-- RAW DATA --

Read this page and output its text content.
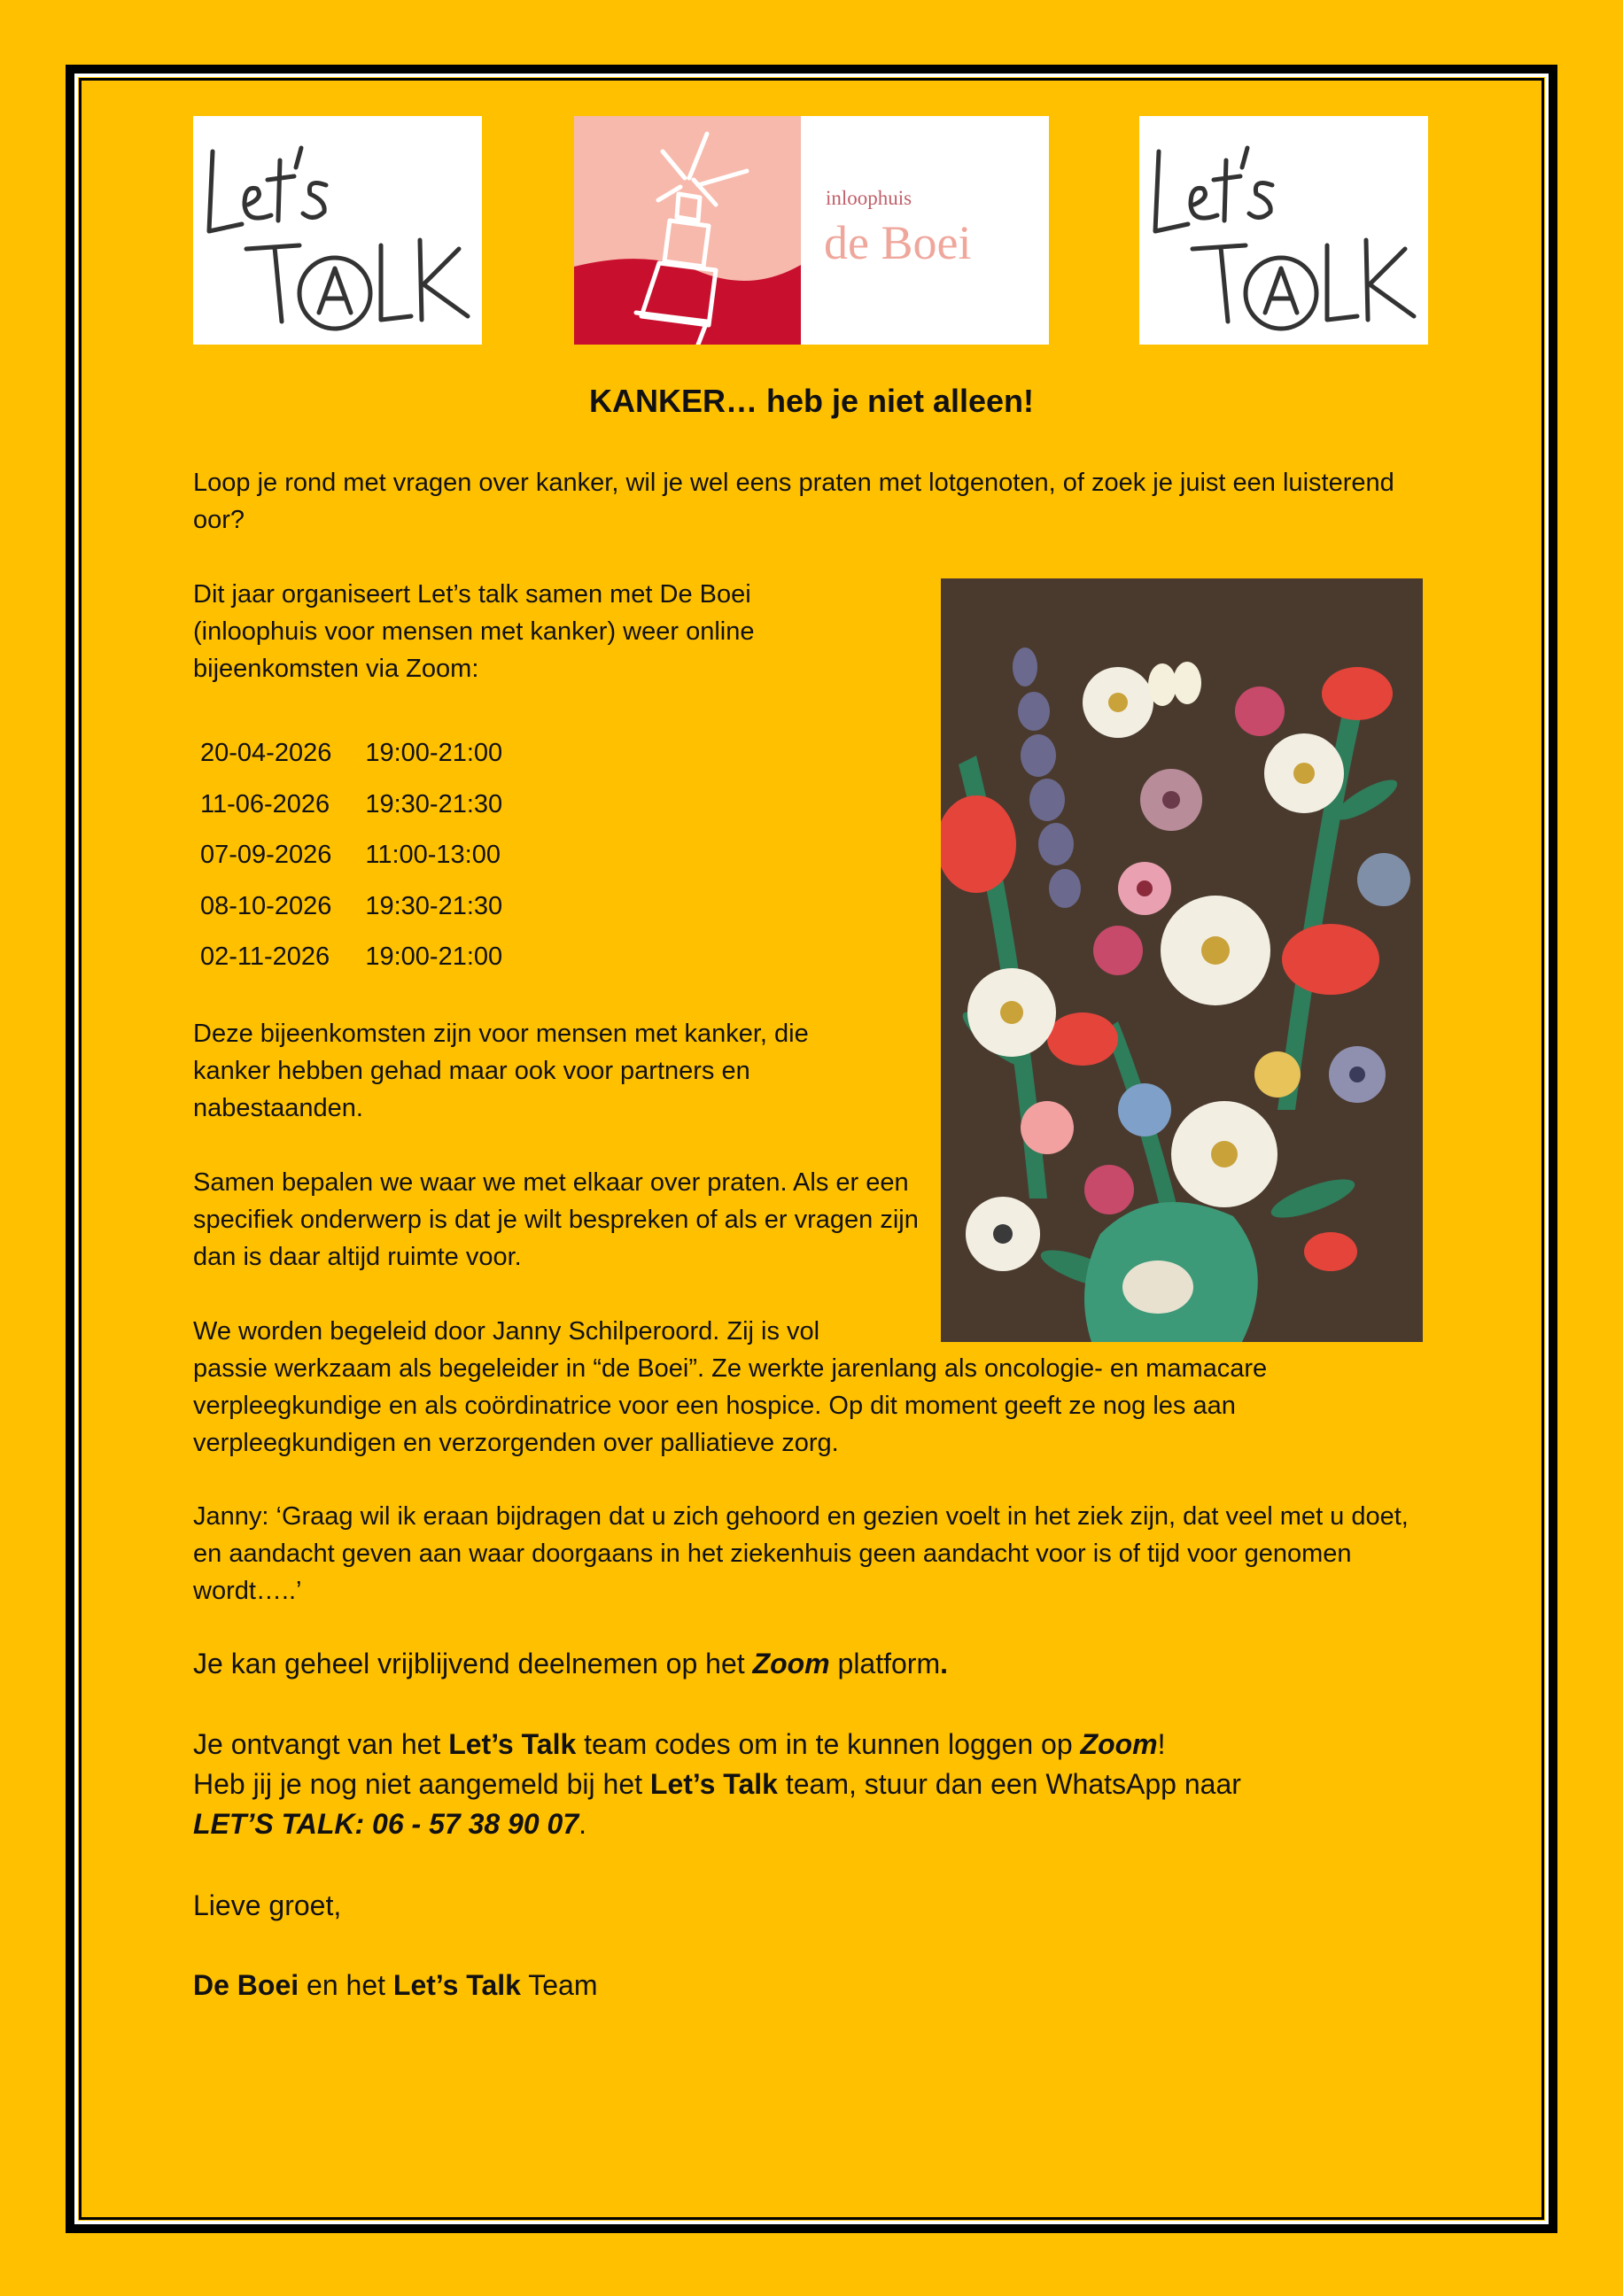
inloophuis
de Boei
KANKER… heb je niet alleen!

Loop je rond met vragen over kanker, wil je wel eens praten met lotgenoten, of zoek je juist een luisterend oor?

Dit jaar organiseert Let’s talk samen met De Boei (inloophuis voor mensen met kanker) weer online bijeenkomsten via Zoom:

20-04-2026	19:00-21:00
11-06-2026	19:30-21:30
07-09-2026	11:00-13:00
08-10-2026	19:30-21:30
02-11-2026	19:00-21:00

Deze bijeenkomsten zijn voor mensen met kanker, die kanker hebben gehad maar ook voor partners en nabestaanden.

Samen bepalen we waar we met elkaar over praten. Als er een specifiek onderwerp is dat je wilt bespreken of als er vragen zijn dan is daar altijd ruimte voor.

We worden begeleid door Janny Schilperoord. Zij is vol
passie werkzaam als begeleider in “de Boei”. Ze werkte jarenlang als oncologie- en mamacare verpleegkundige en als coördinatrice voor een hospice. Op dit moment geeft ze nog les aan verpleegkundigen en verzorgenden over palliatieve zorg.

Janny: ‘Graag wil ik eraan bijdragen dat u zich gehoord en gezien voelt in het ziek zijn, dat veel met u doet, en aandacht geven aan waar doorgaans in het ziekenhuis geen aandacht voor is of tijd voor genomen wordt…..’

Je kan geheel vrijblijvend deelnemen op het Zoom platform.

Je ontvangt van het Let’s Talk team codes om in te kunnen loggen op Zoom!
Heb jij je nog niet aangemeld bij het Let’s Talk team, stuur dan een WhatsApp naar
LET’S TALK: 06 - 57 38 90 07.

Lieve groet,

De Boei en het Let’s Talk Team
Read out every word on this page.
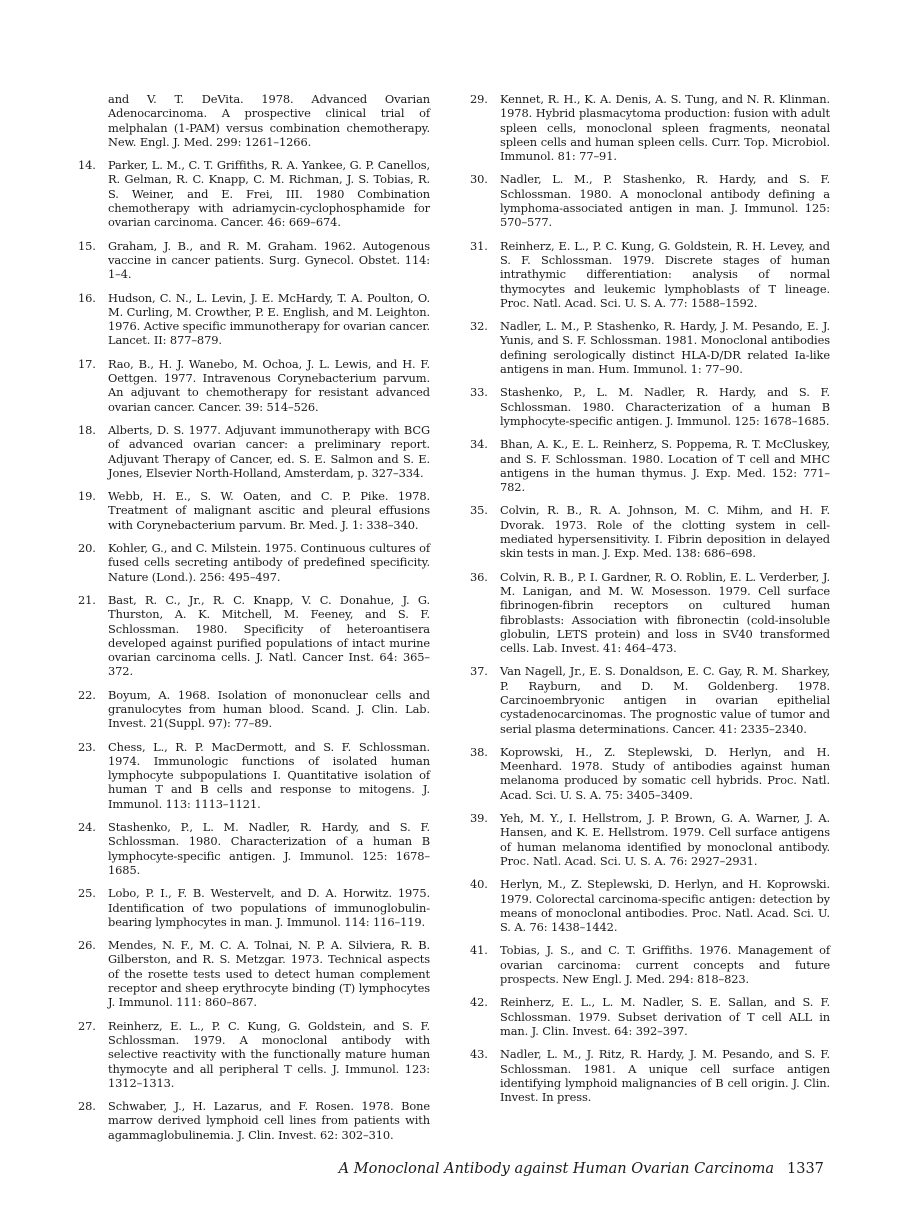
and V. T. DeVita. 1978. Advanced Ovarian Adenocarcinoma. A prospective clinical trial of melphalan (1-PAM) versus combination chemotherapy. New. Engl. J. Med. 299: 1261–1266.
14.	Parker, L. M., C. T. Griffiths, R. A. Yankee, G. P. Canellos, R. Gelman, R. C. Knapp, C. M. Richman, J. S. Tobias, R. S. Weiner, and E. Frei, III. 1980 Combination chemotherapy with adriamycin-cyclophosphamide for ovarian carcinoma. Cancer. 46: 669–674.
15.	Graham, J. B., and R. M. Graham. 1962. Autogenous vaccine in cancer patients. Surg. Gynecol. Obstet. 114: 1–4.
16.	Hudson, C. N., L. Levin, J. E. McHardy, T. A. Poulton, O. M. Curling, M. Crowther, P. E. English, and M. Leighton. 1976. Active specific immunotherapy for ovarian cancer. Lancet. II: 877–879.
17.	Rao, B., H. J. Wanebo, M. Ochoa, J. L. Lewis, and H. F. Oettgen. 1977. Intravenous Corynebacterium parvum. An adjuvant to chemotherapy for resistant advanced ovarian cancer. Cancer. 39: 514–526.
18.	Alberts, D. S. 1977. Adjuvant immunotherapy with BCG of advanced ovarian cancer: a preliminary report. Adjuvant Therapy of Cancer, ed. S. E. Salmon and S. E. Jones, Elsevier North-Holland, Amsterdam, p. 327–334.
19.	Webb, H. E., S. W. Oaten, and C. P. Pike. 1978. Treatment of malignant ascitic and pleural effusions with Corynebacterium parvum. Br. Med. J. 1: 338–340.
20.	Kohler, G., and C. Milstein. 1975. Continuous cultures of fused cells secreting antibody of predefined specificity. Nature (Lond.). 256: 495–497.
21.	Bast, R. C., Jr., R. C. Knapp, V. C. Donahue, J. G. Thurston, A. K. Mitchell, M. Feeney, and S. F. Schlossman. 1980. Specificity of heteroantisera developed against purified populations of intact murine ovarian carcinoma cells. J. Natl. Cancer Inst. 64: 365–372.
22.	Boyum, A. 1968. Isolation of mononuclear cells and granulocytes from human blood. Scand. J. Clin. Lab. Invest. 21(Suppl. 97): 77–89.
23.	Chess, L., R. P. MacDermott, and S. F. Schlossman. 1974. Immunologic functions of isolated human lymphocyte subpopulations I. Quantitative isolation of human T and B cells and response to mitogens. J. Immunol. 113: 1113–1121.
24.	Stashenko, P., L. M. Nadler, R. Hardy, and S. F. Schlossman. 1980. Characterization of a human B lymphocyte-specific antigen. J. Immunol. 125: 1678–1685.
25.	Lobo, P. I., F. B. Westervelt, and D. A. Horwitz. 1975. Identification of two populations of immunoglobulin-bearing lymphocytes in man. J. Immunol. 114: 116–119.
26.	Mendes, N. F., M. C. A. Tolnai, N. P. A. Silviera, R. B. Gilberston, and R. S. Metzgar. 1973. Technical aspects of the rosette tests used to detect human complement receptor and sheep erythrocyte binding (T) lymphocytes J. Immunol. 111: 860–867.
27.	Reinherz, E. L., P. C. Kung, G. Goldstein, and S. F. Schlossman. 1979. A monoclonal antibody with selective reactivity with the functionally mature human thymocyte and all peripheral T cells. J. Immunol. 123: 1312–1313.
28.	Schwaber, J., H. Lazarus, and F. Rosen. 1978. Bone marrow derived lymphoid cell lines from patients with agammaglobulinemia. J. Clin. Invest. 62: 302–310.
29.	Kennet, R. H., K. A. Denis, A. S. Tung, and N. R. Klinman. 1978. Hybrid plasmacytoma production: fusion with adult spleen cells, monoclonal spleen fragments, neonatal spleen cells and human spleen cells. Curr. Top. Microbiol. Immunol. 81: 77–91.
30.	Nadler, L. M., P. Stashenko, R. Hardy, and S. F. Schlossman. 1980. A monoclonal antibody defining a lymphoma-associated antigen in man. J. Immunol. 125: 570–577.
31.	Reinherz, E. L., P. C. Kung, G. Goldstein, R. H. Levey, and S. F. Schlossman. 1979. Discrete stages of human intrathymic differentiation: analysis of normal thymocytes and leukemic lymphoblasts of T lineage. Proc. Natl. Acad. Sci. U. S. A. 77: 1588–1592.
32.	Nadler, L. M., P. Stashenko, R. Hardy, J. M. Pesando, E. J. Yunis, and S. F. Schlossman. 1981. Monoclonal antibodies defining serologically distinct HLA-D/DR related Ia-like antigens in man. Hum. Immunol. 1: 77–90.
33.	Stashenko, P., L. M. Nadler, R. Hardy, and S. F. Schlossman. 1980. Characterization of a human B lymphocyte-specific antigen. J. Immunol. 125: 1678–1685.
34.	Bhan, A. K., E. L. Reinherz, S. Poppema, R. T. McCluskey, and S. F. Schlossman. 1980. Location of T cell and MHC antigens in the human thymus. J. Exp. Med. 152: 771–782.
35.	Colvin, R. B., R. A. Johnson, M. C. Mihm, and H. F. Dvorak. 1973. Role of the clotting system in cell-mediated hypersensitivity. I. Fibrin deposition in delayed skin tests in man. J. Exp. Med. 138: 686–698.
36.	Colvin, R. B., P. I. Gardner, R. O. Roblin, E. L. Verderber, J. M. Lanigan, and M. W. Mosesson. 1979. Cell surface fibrinogen-fibrin receptors on cultured human fibroblasts: Association with fibronectin (cold-insoluble globulin, LETS protein) and loss in SV40 transformed cells. Lab. Invest. 41: 464–473.
37.	Van Nagell, Jr., E. S. Donaldson, E. C. Gay, R. M. Sharkey, P. Rayburn, and D. M. Goldenberg. 1978. Carcinoembryonic antigen in ovarian epithelial cystadenocarcinomas. The prognostic value of tumor and serial plasma determinations. Cancer. 41: 2335–2340.
38.	Koprowski, H., Z. Steplewski, D. Herlyn, and H. Meenhard. 1978. Study of antibodies against human melanoma produced by somatic cell hybrids. Proc. Natl. Acad. Sci. U. S. A. 75: 3405–3409.
39.	Yeh, M. Y., I. Hellstrom, J. P. Brown, G. A. Warner, J. A. Hansen, and K. E. Hellstrom. 1979. Cell surface antigens of human melanoma identified by monoclonal antibody. Proc. Natl. Acad. Sci. U. S. A. 76: 2927–2931.
40.	Herlyn, M., Z. Steplewski, D. Herlyn, and H. Koprowski. 1979. Colorectal carcinoma-specific antigen: detection by means of monoclonal antibodies. Proc. Natl. Acad. Sci. U. S. A. 76: 1438–1442.
41.	Tobias, J. S., and C. T. Griffiths. 1976. Management of ovarian carcinoma: current concepts and future prospects. New Engl. J. Med. 294: 818–823.
42.	Reinherz, E. L., L. M. Nadler, S. E. Sallan, and S. F. Schlossman. 1979. Subset derivation of T cell ALL in man. J. Clin. Invest. 64: 392–397.
43.	Nadler, L. M., J. Ritz, R. Hardy, J. M. Pesando, and S. F. Schlossman. 1981. A unique cell surface antigen identifying lymphoid malignancies of B cell origin. J. Clin. Invest. In press.
A Monoclonal Antibody against Human Ovarian Carcinoma 1337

-- EXERCISE BRIEF --
Every line of the data above that includes "Koprowski" should be listed.

-- ANSWER SPACE --
38.	Koprowski, H., Z. Steplewski, D. Herlyn, and H. Meenhard. 1978. Study of antibodies against human melanoma produced by somatic cell hybrids. Proc. Natl. Acad. Sci. U. S. A. 75: 3405–3409.
40.	Herlyn, M., Z. Steplewski, D. Herlyn, and H. Koprowski. 1979. Colorectal carcinoma-specific antigen: detection by means of monoclonal antibodies. Proc. Natl. Acad. Sci. U. S. A. 76: 1438–1442.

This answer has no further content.